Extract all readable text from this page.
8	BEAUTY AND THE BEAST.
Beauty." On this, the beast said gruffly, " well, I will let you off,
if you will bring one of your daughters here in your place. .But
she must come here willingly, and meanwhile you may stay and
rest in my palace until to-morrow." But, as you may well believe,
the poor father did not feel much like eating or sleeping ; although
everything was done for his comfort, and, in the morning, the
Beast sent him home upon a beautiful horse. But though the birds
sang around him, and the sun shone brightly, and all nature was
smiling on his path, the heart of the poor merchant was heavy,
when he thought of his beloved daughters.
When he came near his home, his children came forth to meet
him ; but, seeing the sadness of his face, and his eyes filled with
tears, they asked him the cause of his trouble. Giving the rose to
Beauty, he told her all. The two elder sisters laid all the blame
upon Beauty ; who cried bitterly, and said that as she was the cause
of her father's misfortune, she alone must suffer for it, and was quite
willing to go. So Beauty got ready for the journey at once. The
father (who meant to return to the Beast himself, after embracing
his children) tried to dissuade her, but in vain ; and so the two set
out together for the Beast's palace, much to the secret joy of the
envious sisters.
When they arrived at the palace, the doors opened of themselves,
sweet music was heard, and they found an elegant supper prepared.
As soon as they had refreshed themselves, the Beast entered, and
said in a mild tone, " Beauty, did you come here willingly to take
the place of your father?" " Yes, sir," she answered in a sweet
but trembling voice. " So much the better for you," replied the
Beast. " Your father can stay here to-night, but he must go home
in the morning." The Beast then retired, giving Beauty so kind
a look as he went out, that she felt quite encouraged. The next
......
**What you should do**
Repeat the material above in full, keeping every word.

**Task output**
Extract all readable text from this page.
8	BEAUTY AND THE BEAST.
Beauty." On this, the beast said gruffly, " well, I will let you off,
if you will bring one of your daughters here in your place. .But
she must come here willingly, and meanwhile you may stay and
rest in my palace until to-morrow." But, as you may well believe,
the poor father did not feel much like eating or sleeping ; although
everything was done for his comfort, and, in the morning, the
Beast sent him home upon a beautiful horse. But though the birds
sang around him, and the sun shone brightly, and all nature was
smiling on his path, the heart of the poor merchant was heavy,
when he thought of his beloved daughters.
When he came near his home, his children came forth to meet
him ; but, seeing the sadness of his face, and his eyes filled with
tears, they asked him the cause of his trouble. Giving the rose to
Beauty, he told her all. The two elder sisters laid all the blame
upon Beauty ; who cried bitterly, and said that as she was the cause
of her father's misfortune, she alone must suffer for it, and was quite
willing to go. So Beauty got ready for the journey at once. The
father (who meant to return to the Beast himself, after embracing
his children) tried to dissuade her, but in vain ; and so the two set
out together for the Beast's palace, much to the secret joy of the
envious sisters.
When they arrived at the palace, the doors opened of themselves,
sweet music was heard, and they found an elegant supper prepared.
As soon as they had refreshed themselves, the Beast entered, and
said in a mild tone, " Beauty, did you come here willingly to take
the place of your father?" " Yes, sir," she answered in a sweet
but trembling voice. " So much the better for you," replied the
Beast. " Your father can stay here to-night, but he must go home
in the morning." The Beast then retired, giving Beauty so kind
a look as he went out, that she felt quite encouraged. The next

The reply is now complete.